◆ Instructions to follow ◆
Reproduce every one of the following records line for line, changing nothing.

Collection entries
-- Begin --
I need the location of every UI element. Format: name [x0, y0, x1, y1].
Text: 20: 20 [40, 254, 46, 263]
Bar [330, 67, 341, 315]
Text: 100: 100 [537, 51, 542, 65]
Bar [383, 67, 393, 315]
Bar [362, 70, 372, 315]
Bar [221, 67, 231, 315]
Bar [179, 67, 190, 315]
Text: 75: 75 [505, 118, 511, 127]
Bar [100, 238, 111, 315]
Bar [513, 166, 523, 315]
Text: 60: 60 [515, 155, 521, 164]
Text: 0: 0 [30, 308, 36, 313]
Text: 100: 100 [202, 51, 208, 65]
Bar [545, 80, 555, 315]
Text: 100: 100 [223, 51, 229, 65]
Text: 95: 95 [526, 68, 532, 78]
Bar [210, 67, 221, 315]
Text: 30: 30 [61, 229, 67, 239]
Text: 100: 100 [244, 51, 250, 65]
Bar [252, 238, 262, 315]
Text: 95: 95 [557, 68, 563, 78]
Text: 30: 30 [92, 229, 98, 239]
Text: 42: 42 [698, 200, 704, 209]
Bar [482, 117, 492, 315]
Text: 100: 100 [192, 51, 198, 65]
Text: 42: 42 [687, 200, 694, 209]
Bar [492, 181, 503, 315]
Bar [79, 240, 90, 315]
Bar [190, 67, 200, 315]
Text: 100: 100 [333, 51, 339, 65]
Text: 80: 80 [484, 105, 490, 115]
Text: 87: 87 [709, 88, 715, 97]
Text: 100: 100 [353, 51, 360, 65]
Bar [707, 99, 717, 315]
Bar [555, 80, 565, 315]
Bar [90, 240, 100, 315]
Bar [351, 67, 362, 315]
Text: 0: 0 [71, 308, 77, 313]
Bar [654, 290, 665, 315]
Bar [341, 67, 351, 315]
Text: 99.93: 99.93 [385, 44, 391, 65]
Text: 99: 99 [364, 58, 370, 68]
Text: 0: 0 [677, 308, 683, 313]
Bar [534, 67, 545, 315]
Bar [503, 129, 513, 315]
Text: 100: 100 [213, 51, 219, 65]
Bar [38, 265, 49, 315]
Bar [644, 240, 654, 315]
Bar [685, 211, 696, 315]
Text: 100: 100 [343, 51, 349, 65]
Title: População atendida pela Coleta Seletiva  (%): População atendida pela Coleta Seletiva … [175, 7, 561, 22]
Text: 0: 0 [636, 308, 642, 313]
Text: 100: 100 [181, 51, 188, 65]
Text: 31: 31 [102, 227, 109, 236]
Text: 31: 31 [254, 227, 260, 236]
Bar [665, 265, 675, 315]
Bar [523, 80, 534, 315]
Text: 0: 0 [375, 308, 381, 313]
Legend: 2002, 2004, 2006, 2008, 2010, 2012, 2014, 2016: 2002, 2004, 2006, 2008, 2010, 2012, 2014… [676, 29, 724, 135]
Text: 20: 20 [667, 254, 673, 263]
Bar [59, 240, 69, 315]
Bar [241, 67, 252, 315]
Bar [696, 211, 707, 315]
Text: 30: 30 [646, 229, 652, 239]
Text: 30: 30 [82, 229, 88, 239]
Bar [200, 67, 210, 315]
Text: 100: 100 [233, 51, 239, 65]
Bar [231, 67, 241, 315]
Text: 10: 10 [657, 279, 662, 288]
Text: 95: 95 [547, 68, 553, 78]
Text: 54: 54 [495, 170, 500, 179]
-- End --
◆ Exercise response ◆
I need the location of every UI element. Format: name [x0, y0, x1, y1].
Text: 20: 20 [40, 254, 46, 263]
Bar [330, 67, 341, 315]
Text: 100: 100 [537, 51, 542, 65]
Bar [383, 67, 393, 315]
Bar [362, 70, 372, 315]
Bar [221, 67, 231, 315]
Bar [179, 67, 190, 315]
Text: 75: 75 [505, 118, 511, 127]
Bar [100, 238, 111, 315]
Bar [513, 166, 523, 315]
Text: 60: 60 [515, 155, 521, 164]
Text: 0: 0 [30, 308, 36, 313]
Text: 100: 100 [202, 51, 208, 65]
Bar [545, 80, 555, 315]
Text: 100: 100 [223, 51, 229, 65]
Text: 95: 95 [526, 68, 532, 78]
Bar [210, 67, 221, 315]
Text: 30: 30 [61, 229, 67, 239]
Text: 100: 100 [244, 51, 250, 65]
Bar [252, 238, 262, 315]
Text: 95: 95 [557, 68, 563, 78]
Text: 30: 30 [92, 229, 98, 239]
Text: 42: 42 [698, 200, 704, 209]
Bar [482, 117, 492, 315]
Text: 100: 100 [192, 51, 198, 65]
Text: 42: 42 [687, 200, 694, 209]
Bar [492, 181, 503, 315]
Bar [79, 240, 90, 315]
Bar [190, 67, 200, 315]
Text: 100: 100 [333, 51, 339, 65]
Text: 80: 80 [484, 105, 490, 115]
Text: 87: 87 [709, 88, 715, 97]
Text: 100: 100 [353, 51, 360, 65]
Bar [707, 99, 717, 315]
Bar [555, 80, 565, 315]
Bar [90, 240, 100, 315]
Bar [351, 67, 362, 315]
Text: 0: 0 [71, 308, 77, 313]
Bar [654, 290, 665, 315]
Bar [341, 67, 351, 315]
Text: 99.93: 99.93 [385, 44, 391, 65]
Text: 99: 99 [364, 58, 370, 68]
Text: 0: 0 [677, 308, 683, 313]
Bar [534, 67, 545, 315]
Bar [503, 129, 513, 315]
Text: 100: 100 [213, 51, 219, 65]
Bar [38, 265, 49, 315]
Bar [644, 240, 654, 315]
Bar [685, 211, 696, 315]
Text: 100: 100 [343, 51, 349, 65]
Title: População atendida pela Coleta Seletiva  (%): População atendida pela Coleta Seletiva … [175, 7, 561, 22]
Text: 0: 0 [636, 308, 642, 313]
Text: 100: 100 [181, 51, 188, 65]
Text: 31: 31 [102, 227, 109, 236]
Text: 31: 31 [254, 227, 260, 236]
Bar [665, 265, 675, 315]
Bar [523, 80, 534, 315]
Text: 0: 0 [375, 308, 381, 313]
Legend: 2002, 2004, 2006, 2008, 2010, 2012, 2014, 2016: 2002, 2004, 2006, 2008, 2010, 2012, 2014… [676, 29, 724, 135]
Text: 20: 20 [667, 254, 673, 263]
Bar [59, 240, 69, 315]
Bar [241, 67, 252, 315]
Bar [696, 211, 707, 315]
Text: 30: 30 [646, 229, 652, 239]
Text: 30: 30 [82, 229, 88, 239]
Bar [200, 67, 210, 315]
Text: 100: 100 [233, 51, 239, 65]
Bar [231, 67, 241, 315]
Text: 10: 10 [657, 279, 662, 288]
Text: 95: 95 [547, 68, 553, 78]
Text: 54: 54 [495, 170, 500, 179]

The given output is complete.